What is expected
Output the full listing word for word.

Given records
[Begin]
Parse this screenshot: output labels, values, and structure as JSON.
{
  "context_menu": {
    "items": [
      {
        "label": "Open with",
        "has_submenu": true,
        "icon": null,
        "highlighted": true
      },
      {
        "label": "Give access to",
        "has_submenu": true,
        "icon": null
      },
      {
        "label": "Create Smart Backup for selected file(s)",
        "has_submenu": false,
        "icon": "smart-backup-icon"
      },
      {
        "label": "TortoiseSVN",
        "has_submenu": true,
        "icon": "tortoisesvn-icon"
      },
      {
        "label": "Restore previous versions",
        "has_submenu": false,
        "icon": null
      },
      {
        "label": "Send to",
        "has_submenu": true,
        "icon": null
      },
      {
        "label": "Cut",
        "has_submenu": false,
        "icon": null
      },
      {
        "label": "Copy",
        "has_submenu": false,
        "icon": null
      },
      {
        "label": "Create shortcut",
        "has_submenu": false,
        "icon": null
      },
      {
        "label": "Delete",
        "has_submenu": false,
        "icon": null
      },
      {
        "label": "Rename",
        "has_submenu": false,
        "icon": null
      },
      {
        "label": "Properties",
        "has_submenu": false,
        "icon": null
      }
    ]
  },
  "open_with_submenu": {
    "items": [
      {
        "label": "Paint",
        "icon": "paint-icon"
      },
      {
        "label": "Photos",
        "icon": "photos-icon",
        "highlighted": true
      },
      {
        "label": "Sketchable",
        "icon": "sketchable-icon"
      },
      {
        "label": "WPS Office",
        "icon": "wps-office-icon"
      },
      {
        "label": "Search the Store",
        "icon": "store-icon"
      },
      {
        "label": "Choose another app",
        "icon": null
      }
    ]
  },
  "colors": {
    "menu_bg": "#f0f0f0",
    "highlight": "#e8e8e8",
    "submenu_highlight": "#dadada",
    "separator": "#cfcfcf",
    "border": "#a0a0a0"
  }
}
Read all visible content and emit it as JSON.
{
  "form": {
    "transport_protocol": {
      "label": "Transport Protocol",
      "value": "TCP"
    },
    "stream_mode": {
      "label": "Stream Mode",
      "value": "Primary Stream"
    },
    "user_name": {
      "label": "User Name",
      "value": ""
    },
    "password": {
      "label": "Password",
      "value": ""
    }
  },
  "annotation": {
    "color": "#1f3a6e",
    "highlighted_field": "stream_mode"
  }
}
[End]
Answer to the task
Parse this screenshot: output labels, values, and structure as JSON.
{
  "context_menu": {
    "items": [
      {
        "label": "Open with",
        "has_submenu": true,
        "icon": null,
        "highlighted": true
      },
      {
        "label": "Give access to",
        "has_submenu": true,
        "icon": null
      },
      {
        "label": "Create Smart Backup for selected file(s)",
        "has_submenu": false,
        "icon": "smart-backup-icon"
      },
      {
        "label": "TortoiseSVN",
        "has_submenu": true,
        "icon": "tortoisesvn-icon"
      },
      {
        "label": "Restore previous versions",
        "has_submenu": false,
        "icon": null
      },
      {
        "label": "Send to",
        "has_submenu": true,
        "icon": null
      },
      {
        "label": "Cut",
        "has_submenu": false,
        "icon": null
      },
      {
        "label": "Copy",
        "has_submenu": false,
        "icon": null
      },
      {
        "label": "Create shortcut",
        "has_submenu": false,
        "icon": null
      },
      {
        "label": "Delete",
        "has_submenu": false,
        "icon": null
      },
      {
        "label": "Rename",
        "has_submenu": false,
        "icon": null
      },
      {
        "label": "Properties",
        "has_submenu": false,
        "icon": null
      }
    ]
  },
  "open_with_submenu": {
    "items": [
      {
        "label": "Paint",
        "icon": "paint-icon"
      },
      {
        "label": "Photos",
        "icon": "photos-icon",
        "highlighted": true
      },
      {
        "label": "Sketchable",
        "icon": "sketchable-icon"
      },
      {
        "label": "WPS Office",
        "icon": "wps-office-icon"
      },
      {
        "label": "Search the Store",
        "icon": "store-icon"
      },
      {
        "label": "Choose another app",
        "icon": null
      }
    ]
  },
  "colors": {
    "menu_bg": "#f0f0f0",
    "highlight": "#e8e8e8",
    "submenu_highlight": "#dadada",
    "separator": "#cfcfcf",
    "border": "#a0a0a0"
  }
}
Read all visible content and emit it as JSON.
{
  "form": {
    "transport_protocol": {
      "label": "Transport Protocol",
      "value": "TCP"
    },
    "stream_mode": {
      "label": "Stream Mode",
      "value": "Primary Stream"
    },
    "user_name": {
      "label": "User Name",
      "value": ""
    },
    "password": {
      "label": "Password",
      "value": ""
    }
  },
  "annotation": {
    "color": "#1f3a6e",
    "highlighted_field": "stream_mode"
  }
}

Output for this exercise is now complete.